BEGIN Supplied passage
Thanks for the information. We will fix the issue with the Kibana UI plugin truncating index names.

Regarding your “mos” index being affected even though it had not passed the 3 day mark: I’m assuming it does not say that index is in the doomed stage. Most likely it just had a timeout while attempting to check if it had any work to do and entered that failed state too.

To give a brief background on what’s happening internally:

The ISM plugin is running “jobs” based off one of our other plugins called Job Scheduler. We refer to the jobs in ISM as Managed Indices and they run on a pretty simple/dumb interval right now, i.e. run this job every 5 minutes (the default). Every index you apply a policy to has an associated Managed Index job for it that is running every 5 minutes. It’s running every 5 minutes to basically check if it has any “work” to do.

For the vast majority of “runs” it will have no work to do, such as when it’s waiting for 3 days to move into a “doomed” state. This is one of the improvements we are working on. The issue is currently that every 5 minutes it’s checking if it should move into this “doomed” state and each one of these runs has a chance to “fail”. When we say “fail”, it could mean a number of different things, but a few things are common across all runs.

Because we currently do not have any distinction between which actions are idempotent/safe and which are dangerous, we treat them all as requiring strict safety.

What that means is every time one of these Managed Index jobs runs, we first take a lock (that we store in a document) for that index. This is to ensure no other plugin running on another node attempts to run the same job for the same index (such as when a new node joins the cluster or one temporarily drops).

Once we have that lock and all our other checks pass (such as confirming cluster is healthy before doing any work) we also change the state of the Managed Index to “STARTING”. We store this in the master cluster state. Once we have acknowledgement from the master node, we attempt to do work. After that we set the state of the Managed Index back to something other than “STARTING” (such as COMPLETED, NOOP, FAILED, etc). We have a hardcoded 3 retry exponential backoff policy for these updates. And once we get acknowledgement of that update we are finished.

Now if any future execution ever runs into a current status of “STARTING” before it has updated it itself, then we know we attempted to do some work and failed to update the final status. Because we don’t know what that final update was (COMPLETED vs NOOP vs FAILED) we can’t assume one or the other and we enter into this “failed” state to let the user make the choice of retrying or not. From a users point of view, generally you don’t care about this and everything should just work. We are working on making this more resilient to random failures such as network issues, timeouts, etc. and have a lot of ideas already in place to improve this.
END Supplied passage
BEGIN Record set
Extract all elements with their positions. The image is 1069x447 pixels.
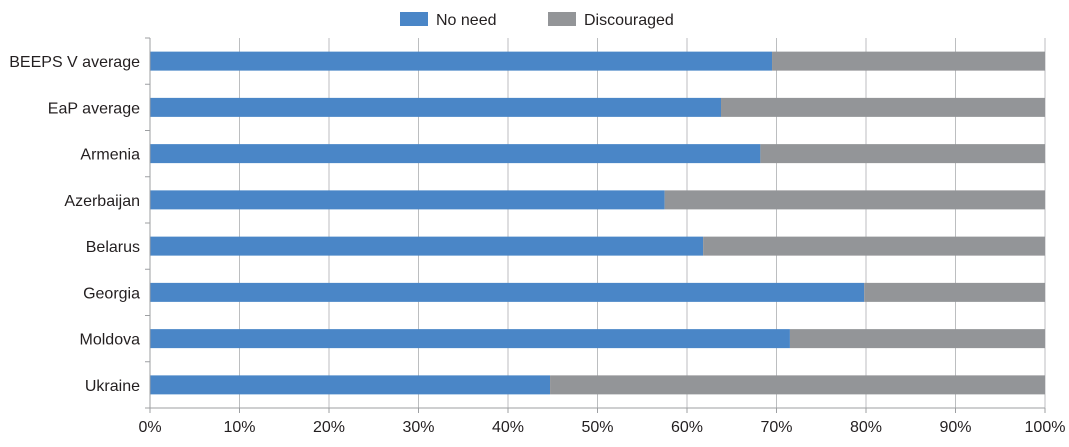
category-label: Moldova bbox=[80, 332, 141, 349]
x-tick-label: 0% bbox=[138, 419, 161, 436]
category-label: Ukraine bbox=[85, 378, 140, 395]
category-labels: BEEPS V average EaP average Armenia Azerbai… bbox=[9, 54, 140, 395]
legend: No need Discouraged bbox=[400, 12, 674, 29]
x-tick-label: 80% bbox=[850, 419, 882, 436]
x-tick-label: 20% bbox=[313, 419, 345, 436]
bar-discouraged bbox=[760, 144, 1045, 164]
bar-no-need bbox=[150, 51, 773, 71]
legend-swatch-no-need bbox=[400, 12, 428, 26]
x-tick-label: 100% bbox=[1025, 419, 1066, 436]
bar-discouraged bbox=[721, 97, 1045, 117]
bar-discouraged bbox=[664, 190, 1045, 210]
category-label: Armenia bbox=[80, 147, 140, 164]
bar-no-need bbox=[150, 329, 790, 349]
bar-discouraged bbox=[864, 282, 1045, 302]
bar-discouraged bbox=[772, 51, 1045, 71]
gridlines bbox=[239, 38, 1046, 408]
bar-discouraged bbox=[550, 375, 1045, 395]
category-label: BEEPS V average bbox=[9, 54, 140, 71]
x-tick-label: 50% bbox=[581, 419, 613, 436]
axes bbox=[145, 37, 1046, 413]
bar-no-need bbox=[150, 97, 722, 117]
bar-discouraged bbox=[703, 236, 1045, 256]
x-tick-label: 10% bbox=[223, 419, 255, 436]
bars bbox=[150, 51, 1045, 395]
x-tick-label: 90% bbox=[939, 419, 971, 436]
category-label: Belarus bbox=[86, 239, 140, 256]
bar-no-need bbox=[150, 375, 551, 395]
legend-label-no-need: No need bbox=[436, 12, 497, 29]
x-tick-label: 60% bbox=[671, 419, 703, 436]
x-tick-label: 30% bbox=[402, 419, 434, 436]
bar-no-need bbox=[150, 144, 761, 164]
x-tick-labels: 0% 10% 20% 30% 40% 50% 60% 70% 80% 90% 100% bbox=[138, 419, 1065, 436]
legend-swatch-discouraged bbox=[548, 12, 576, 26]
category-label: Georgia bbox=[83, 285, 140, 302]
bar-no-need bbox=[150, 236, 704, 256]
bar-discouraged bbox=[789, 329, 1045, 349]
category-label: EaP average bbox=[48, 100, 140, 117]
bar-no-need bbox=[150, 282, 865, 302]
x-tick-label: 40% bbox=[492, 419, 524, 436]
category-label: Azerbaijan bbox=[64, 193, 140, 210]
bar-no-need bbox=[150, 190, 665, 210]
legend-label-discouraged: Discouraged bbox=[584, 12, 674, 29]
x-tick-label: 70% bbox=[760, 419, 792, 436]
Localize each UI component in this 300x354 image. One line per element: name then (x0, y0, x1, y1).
END Record set
### The task
From the forum reply about the ISM plugin, reproduce the text starting at "Because we currently" and ending at "one temporarily drops).". These entries bear no relation to the forum reply.

### Written reply
Because we currently do not have any distinction between which actions are idempotent/safe and which are dangerous, we treat them all as requiring strict safety.

What that means is every time one of these Managed Index jobs runs, we first take a lock (that we store in a document) for that index. This is to ensure no other plugin running on another node attempts to run the same job for the same index (such as when a new node joins the cluster or one temporarily drops).